**TASK:** Write out the records below once more, exactly as they stand.

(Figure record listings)
* START *
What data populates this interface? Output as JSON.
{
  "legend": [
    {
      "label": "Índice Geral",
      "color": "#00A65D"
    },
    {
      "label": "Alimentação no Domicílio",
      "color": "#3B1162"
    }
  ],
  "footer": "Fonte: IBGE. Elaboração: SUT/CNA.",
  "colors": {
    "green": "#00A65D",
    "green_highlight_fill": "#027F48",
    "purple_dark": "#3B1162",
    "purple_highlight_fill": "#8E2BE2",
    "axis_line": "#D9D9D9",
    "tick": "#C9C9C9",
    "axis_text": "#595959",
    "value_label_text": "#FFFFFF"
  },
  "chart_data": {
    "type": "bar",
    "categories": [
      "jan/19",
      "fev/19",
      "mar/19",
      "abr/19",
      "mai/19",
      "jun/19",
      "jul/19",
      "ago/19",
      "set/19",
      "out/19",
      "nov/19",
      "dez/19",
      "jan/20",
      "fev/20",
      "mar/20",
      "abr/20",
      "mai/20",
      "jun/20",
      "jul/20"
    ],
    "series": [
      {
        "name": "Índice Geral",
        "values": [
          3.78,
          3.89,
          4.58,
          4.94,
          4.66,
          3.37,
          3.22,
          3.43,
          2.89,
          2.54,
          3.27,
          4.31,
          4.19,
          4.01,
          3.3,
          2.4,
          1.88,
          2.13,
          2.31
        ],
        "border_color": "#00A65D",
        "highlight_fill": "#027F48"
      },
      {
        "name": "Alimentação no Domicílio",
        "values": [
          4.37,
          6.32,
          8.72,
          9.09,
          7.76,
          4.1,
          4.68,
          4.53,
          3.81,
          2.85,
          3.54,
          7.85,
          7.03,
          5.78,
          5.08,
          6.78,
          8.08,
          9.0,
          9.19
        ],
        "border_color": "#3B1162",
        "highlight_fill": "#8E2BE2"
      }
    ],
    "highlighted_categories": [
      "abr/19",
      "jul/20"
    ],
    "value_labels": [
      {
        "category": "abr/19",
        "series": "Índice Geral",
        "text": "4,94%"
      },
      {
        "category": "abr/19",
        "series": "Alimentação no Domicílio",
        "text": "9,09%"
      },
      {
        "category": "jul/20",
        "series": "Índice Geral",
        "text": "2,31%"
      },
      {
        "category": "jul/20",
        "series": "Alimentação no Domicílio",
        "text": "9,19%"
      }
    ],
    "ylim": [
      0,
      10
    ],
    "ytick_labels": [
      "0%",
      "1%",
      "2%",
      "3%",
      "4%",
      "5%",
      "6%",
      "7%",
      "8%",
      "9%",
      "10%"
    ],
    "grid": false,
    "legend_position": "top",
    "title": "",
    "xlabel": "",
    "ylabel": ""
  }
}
* END *
**EXERCISE ANSWER:**
What data populates this interface? Output as JSON.
{
  "legend": [
    {
      "label": "Índice Geral",
      "color": "#00A65D"
    },
    {
      "label": "Alimentação no Domicílio",
      "color": "#3B1162"
    }
  ],
  "footer": "Fonte: IBGE. Elaboração: SUT/CNA.",
  "colors": {
    "green": "#00A65D",
    "green_highlight_fill": "#027F48",
    "purple_dark": "#3B1162",
    "purple_highlight_fill": "#8E2BE2",
    "axis_line": "#D9D9D9",
    "tick": "#C9C9C9",
    "axis_text": "#595959",
    "value_label_text": "#FFFFFF"
  },
  "chart_data": {
    "type": "bar",
    "categories": [
      "jan/19",
      "fev/19",
      "mar/19",
      "abr/19",
      "mai/19",
      "jun/19",
      "jul/19",
      "ago/19",
      "set/19",
      "out/19",
      "nov/19",
      "dez/19",
      "jan/20",
      "fev/20",
      "mar/20",
      "abr/20",
      "mai/20",
      "jun/20",
      "jul/20"
    ],
    "series": [
      {
        "name": "Índice Geral",
        "values": [
          3.78,
          3.89,
          4.58,
          4.94,
          4.66,
          3.37,
          3.22,
          3.43,
          2.89,
          2.54,
          3.27,
          4.31,
          4.19,
          4.01,
          3.3,
          2.4,
          1.88,
          2.13,
          2.31
        ],
        "border_color": "#00A65D",
        "highlight_fill": "#027F48"
      },
      {
        "name": "Alimentação no Domicílio",
        "values": [
          4.37,
          6.32,
          8.72,
          9.09,
          7.76,
          4.1,
          4.68,
          4.53,
          3.81,
          2.85,
          3.54,
          7.85,
          7.03,
          5.78,
          5.08,
          6.78,
          8.08,
          9.0,
          9.19
        ],
        "border_color": "#3B1162",
        "highlight_fill": "#8E2BE2"
      }
    ],
    "highlighted_categories": [
      "abr/19",
      "jul/20"
    ],
    "value_labels": [
      {
        "category": "abr/19",
        "series": "Índice Geral",
        "text": "4,94%"
      },
      {
        "category": "abr/19",
        "series": "Alimentação no Domicílio",
        "text": "9,09%"
      },
      {
        "category": "jul/20",
        "series": "Índice Geral",
        "text": "2,31%"
      },
      {
        "category": "jul/20",
        "series": "Alimentação no Domicílio",
        "text": "9,19%"
      }
    ],
    "ylim": [
      0,
      10
    ],
    "ytick_labels": [
      "0%",
      "1%",
      "2%",
      "3%",
      "4%",
      "5%",
      "6%",
      "7%",
      "8%",
      "9%",
      "10%"
    ],
    "grid": false,
    "legend_position": "top",
    "title": "",
    "xlabel": "",
    "ylabel": ""
  }
}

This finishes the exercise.